Listed entries:

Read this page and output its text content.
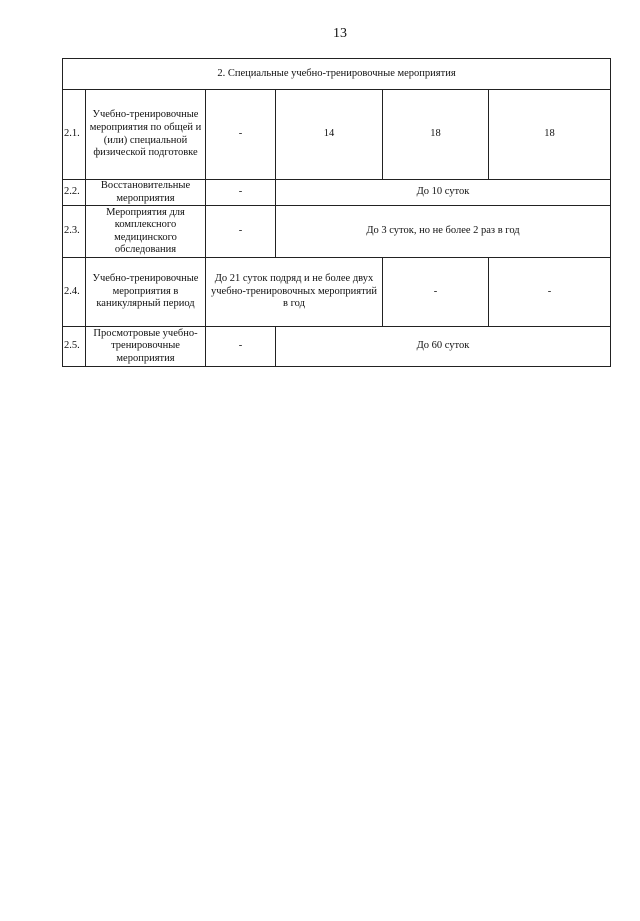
13
2. Специальные учебно-тренировочные мероприятия					
2.1.	Учебно-тренировочные мероприятия по общей и (или) специальной физической подготовке	-	14	18	18
2.2.	Восстановительные мероприятия	-	До 10 суток		
2.3.	Мероприятия для комплексного медицинского обследования	-	До 3 суток, но не более 2 раз в год		
2.4.	Учебно-тренировочные мероприятия в каникулярный период	До 21 суток подряд и не более двух учебно-тренировочных мероприятий в год		-	-
2.5.	Просмотровые учебно-тренировочные мероприятия	-	До 60 суток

What you have to do: Quote the listing above in full, except for the pictures.

Worked solution:
Read this page and output its text content.
13
2. Специальные учебно-тренировочные мероприятия					
2.1.	Учебно-тренировочные мероприятия по общей и (или) специальной физической подготовке	-	14	18	18
2.2.	Восстановительные мероприятия	-	До 10 суток		
2.3.	Мероприятия для комплексного медицинского обследования	-	До 3 суток, но не более 2 раз в год		
2.4.	Учебно-тренировочные мероприятия в каникулярный период	До 21 суток подряд и не более двух учебно-тренировочных мероприятий в год		-	-
2.5.	Просмотровые учебно-тренировочные мероприятия	-	До 60 суток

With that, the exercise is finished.